Can you copy out the listing below word for word, leaving out any pictures?

### Source data
-- -- --

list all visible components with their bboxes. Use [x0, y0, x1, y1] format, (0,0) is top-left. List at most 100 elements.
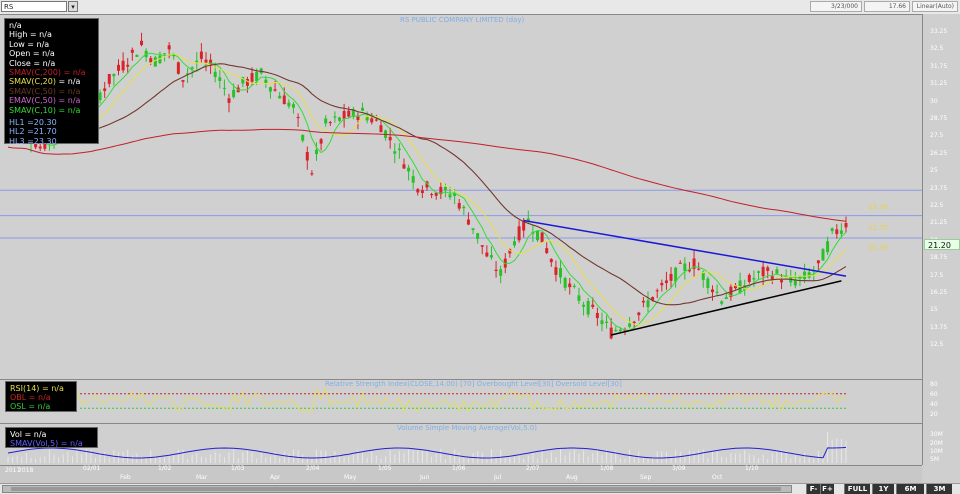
sma-10-line[interactable]: [7, 52, 847, 331]
candle-body[interactable]: [264, 79, 268, 84]
rsi-line[interactable]: [12, 387, 847, 413]
sma-50-line[interactable]: [7, 63, 847, 306]
candle-body[interactable]: [430, 194, 434, 196]
candle-body[interactable]: [651, 297, 655, 301]
candle-body[interactable]: [365, 116, 369, 121]
candle-body[interactable]: [582, 304, 586, 307]
candle-body[interactable]: [489, 255, 493, 258]
candle-body[interactable]: [508, 249, 512, 254]
candle-body[interactable]: [733, 285, 737, 289]
sma-20-line[interactable]: [7, 53, 847, 326]
candle-body[interactable]: [669, 273, 673, 281]
candle-body[interactable]: [287, 102, 291, 107]
candle-body[interactable]: [803, 271, 807, 280]
candle-body[interactable]: [660, 282, 664, 286]
candle-body[interactable]: [743, 285, 747, 290]
candle-body[interactable]: [361, 107, 365, 111]
candle-body[interactable]: [476, 233, 480, 239]
candle-body[interactable]: [591, 304, 595, 307]
candle-body[interactable]: [614, 330, 618, 332]
candle-body[interactable]: [222, 87, 226, 89]
candle-body[interactable]: [752, 278, 756, 280]
candle-body[interactable]: [126, 64, 130, 67]
candle-body[interactable]: [273, 89, 277, 91]
candle-body[interactable]: [577, 295, 581, 301]
candle-body[interactable]: [407, 167, 411, 172]
candle-body[interactable]: [333, 116, 337, 118]
candle-body[interactable]: [218, 77, 222, 82]
candle-body[interactable]: [439, 186, 443, 195]
candle-body[interactable]: [512, 241, 516, 246]
candle-body[interactable]: [153, 57, 157, 67]
candle-body[interactable]: [347, 110, 351, 117]
candle-body[interactable]: [425, 181, 429, 188]
candle-body[interactable]: [605, 321, 609, 323]
candle-body[interactable]: [503, 258, 507, 268]
candle-body[interactable]: [747, 274, 751, 282]
candle-body[interactable]: [135, 55, 139, 57]
candle-body[interactable]: [199, 51, 203, 59]
candle-body[interactable]: [494, 269, 498, 272]
candle-body[interactable]: [687, 269, 691, 272]
candle-body[interactable]: [103, 88, 107, 91]
candle-body[interactable]: [839, 230, 843, 234]
candle-body[interactable]: [278, 95, 282, 99]
scale-selector[interactable]: Linear(Auto): [912, 1, 958, 12]
candle-body[interactable]: [720, 301, 724, 304]
candle-body[interactable]: [434, 192, 438, 196]
candle-body[interactable]: [158, 55, 162, 64]
candle-body[interactable]: [98, 92, 102, 101]
candle-body[interactable]: [674, 267, 678, 282]
candle-body[interactable]: [780, 280, 784, 283]
candle-body[interactable]: [402, 164, 406, 169]
candle-body[interactable]: [526, 218, 530, 222]
candle-body[interactable]: [411, 176, 415, 183]
candle-body[interactable]: [628, 323, 632, 327]
candle-body[interactable]: [637, 312, 641, 316]
candle-body[interactable]: [517, 226, 521, 241]
candle-body[interactable]: [678, 262, 682, 264]
candle-body[interactable]: [540, 232, 544, 243]
candle-body[interactable]: [167, 45, 171, 50]
range-full-button[interactable]: FULL: [844, 484, 870, 494]
candle-body[interactable]: [163, 53, 167, 55]
range-3m-button[interactable]: 3M: [926, 484, 952, 494]
candle-body[interactable]: [227, 98, 231, 103]
range-1y-button[interactable]: 1Y: [872, 484, 894, 494]
candle-body[interactable]: [245, 79, 249, 86]
candle-body[interactable]: [319, 139, 323, 144]
candle-body[interactable]: [559, 268, 563, 278]
candle-body[interactable]: [296, 117, 300, 119]
candle-body[interactable]: [34, 142, 38, 148]
candle-body[interactable]: [609, 327, 613, 339]
candle-body[interactable]: [462, 206, 466, 209]
candle-body[interactable]: [328, 122, 332, 124]
candle-body[interactable]: [130, 49, 134, 53]
candle-body[interactable]: [563, 277, 567, 288]
candle-body[interactable]: [420, 190, 424, 194]
candle-body[interactable]: [632, 321, 636, 324]
candle-body[interactable]: [140, 40, 144, 45]
candle-body[interactable]: [338, 117, 342, 121]
candle-body[interactable]: [416, 189, 420, 193]
candle-body[interactable]: [554, 267, 558, 275]
candle-body[interactable]: [784, 275, 788, 277]
candle-body[interactable]: [701, 271, 705, 280]
candle-body[interactable]: [683, 263, 687, 271]
candle-body[interactable]: [314, 149, 318, 155]
candle-body[interactable]: [715, 291, 719, 293]
candle-body[interactable]: [710, 289, 714, 293]
candle-body[interactable]: [826, 241, 830, 253]
candle-body[interactable]: [324, 118, 328, 124]
sma-200-line[interactable]: [7, 128, 847, 222]
time-scrollbar[interactable]: [2, 485, 792, 493]
candle-body[interactable]: [646, 300, 650, 308]
symbol-dropdown-button[interactable]: ▾: [68, 1, 78, 12]
support-trendline[interactable]: [611, 280, 842, 336]
candle-body[interactable]: [379, 125, 383, 133]
candle-body[interactable]: [623, 330, 627, 332]
candle-body[interactable]: [232, 89, 236, 98]
candle-body[interactable]: [186, 73, 190, 75]
candle-body[interactable]: [117, 64, 121, 71]
price-chart[interactable]: [0, 14, 922, 379]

-- -- --

### Reply
list all visible components with their bboxes. Use [x0, y0, x1, y1] format, (0,0) is top-left. List at most 100 elements.
sma-10-line[interactable]: [7, 52, 847, 331]
candle-body[interactable]: [264, 79, 268, 84]
rsi-line[interactable]: [12, 387, 847, 413]
sma-50-line[interactable]: [7, 63, 847, 306]
candle-body[interactable]: [430, 194, 434, 196]
candle-body[interactable]: [651, 297, 655, 301]
candle-body[interactable]: [365, 116, 369, 121]
candle-body[interactable]: [582, 304, 586, 307]
candle-body[interactable]: [489, 255, 493, 258]
candle-body[interactable]: [508, 249, 512, 254]
candle-body[interactable]: [733, 285, 737, 289]
sma-20-line[interactable]: [7, 53, 847, 326]
candle-body[interactable]: [669, 273, 673, 281]
candle-body[interactable]: [287, 102, 291, 107]
candle-body[interactable]: [803, 271, 807, 280]
candle-body[interactable]: [660, 282, 664, 286]
candle-body[interactable]: [743, 285, 747, 290]
candle-body[interactable]: [361, 107, 365, 111]
candle-body[interactable]: [476, 233, 480, 239]
candle-body[interactable]: [591, 304, 595, 307]
candle-body[interactable]: [614, 330, 618, 332]
candle-body[interactable]: [222, 87, 226, 89]
candle-body[interactable]: [752, 278, 756, 280]
candle-body[interactable]: [126, 64, 130, 67]
candle-body[interactable]: [273, 89, 277, 91]
candle-body[interactable]: [577, 295, 581, 301]
candle-body[interactable]: [407, 167, 411, 172]
candle-body[interactable]: [333, 116, 337, 118]
candle-body[interactable]: [218, 77, 222, 82]
candle-body[interactable]: [439, 186, 443, 195]
candle-body[interactable]: [512, 241, 516, 246]
candle-body[interactable]: [153, 57, 157, 67]
candle-body[interactable]: [347, 110, 351, 117]
candle-body[interactable]: [425, 181, 429, 188]
candle-body[interactable]: [605, 321, 609, 323]
candle-body[interactable]: [503, 258, 507, 268]
candle-body[interactable]: [747, 274, 751, 282]
candle-body[interactable]: [135, 55, 139, 57]
candle-body[interactable]: [199, 51, 203, 59]
candle-body[interactable]: [494, 269, 498, 272]
candle-body[interactable]: [687, 269, 691, 272]
candle-body[interactable]: [103, 88, 107, 91]
candle-body[interactable]: [839, 230, 843, 234]
candle-body[interactable]: [278, 95, 282, 99]
scale-selector[interactable]: Linear(Auto): [912, 1, 958, 12]
candle-body[interactable]: [720, 301, 724, 304]
candle-body[interactable]: [434, 192, 438, 196]
candle-body[interactable]: [158, 55, 162, 64]
candle-body[interactable]: [98, 92, 102, 101]
candle-body[interactable]: [674, 267, 678, 282]
candle-body[interactable]: [780, 280, 784, 283]
candle-body[interactable]: [402, 164, 406, 169]
candle-body[interactable]: [526, 218, 530, 222]
candle-body[interactable]: [411, 176, 415, 183]
candle-body[interactable]: [628, 323, 632, 327]
candle-body[interactable]: [637, 312, 641, 316]
candle-body[interactable]: [517, 226, 521, 241]
candle-body[interactable]: [678, 262, 682, 264]
candle-body[interactable]: [540, 232, 544, 243]
candle-body[interactable]: [167, 45, 171, 50]
range-full-button[interactable]: FULL: [844, 484, 870, 494]
candle-body[interactable]: [163, 53, 167, 55]
range-3m-button[interactable]: 3M: [926, 484, 952, 494]
candle-body[interactable]: [227, 98, 231, 103]
range-1y-button[interactable]: 1Y: [872, 484, 894, 494]
candle-body[interactable]: [245, 79, 249, 86]
candle-body[interactable]: [319, 139, 323, 144]
candle-body[interactable]: [559, 268, 563, 278]
candle-body[interactable]: [296, 117, 300, 119]
candle-body[interactable]: [34, 142, 38, 148]
candle-body[interactable]: [609, 327, 613, 339]
candle-body[interactable]: [462, 206, 466, 209]
candle-body[interactable]: [328, 122, 332, 124]
candle-body[interactable]: [130, 49, 134, 53]
candle-body[interactable]: [563, 277, 567, 288]
candle-body[interactable]: [420, 190, 424, 194]
candle-body[interactable]: [632, 321, 636, 324]
candle-body[interactable]: [140, 40, 144, 45]
candle-body[interactable]: [338, 117, 342, 121]
candle-body[interactable]: [416, 189, 420, 193]
candle-body[interactable]: [554, 267, 558, 275]
candle-body[interactable]: [784, 275, 788, 277]
candle-body[interactable]: [701, 271, 705, 280]
candle-body[interactable]: [683, 263, 687, 271]
candle-body[interactable]: [314, 149, 318, 155]
candle-body[interactable]: [715, 291, 719, 293]
candle-body[interactable]: [710, 289, 714, 293]
candle-body[interactable]: [826, 241, 830, 253]
candle-body[interactable]: [324, 118, 328, 124]
sma-200-line[interactable]: [7, 128, 847, 222]
time-scrollbar[interactable]: [2, 485, 792, 493]
candle-body[interactable]: [646, 300, 650, 308]
symbol-dropdown-button[interactable]: ▾: [68, 1, 78, 12]
support-trendline[interactable]: [611, 280, 842, 336]
candle-body[interactable]: [379, 125, 383, 133]
candle-body[interactable]: [623, 330, 627, 332]
candle-body[interactable]: [232, 89, 236, 98]
candle-body[interactable]: [186, 73, 190, 75]
candle-body[interactable]: [117, 64, 121, 71]
price-chart[interactable]: [0, 14, 922, 379]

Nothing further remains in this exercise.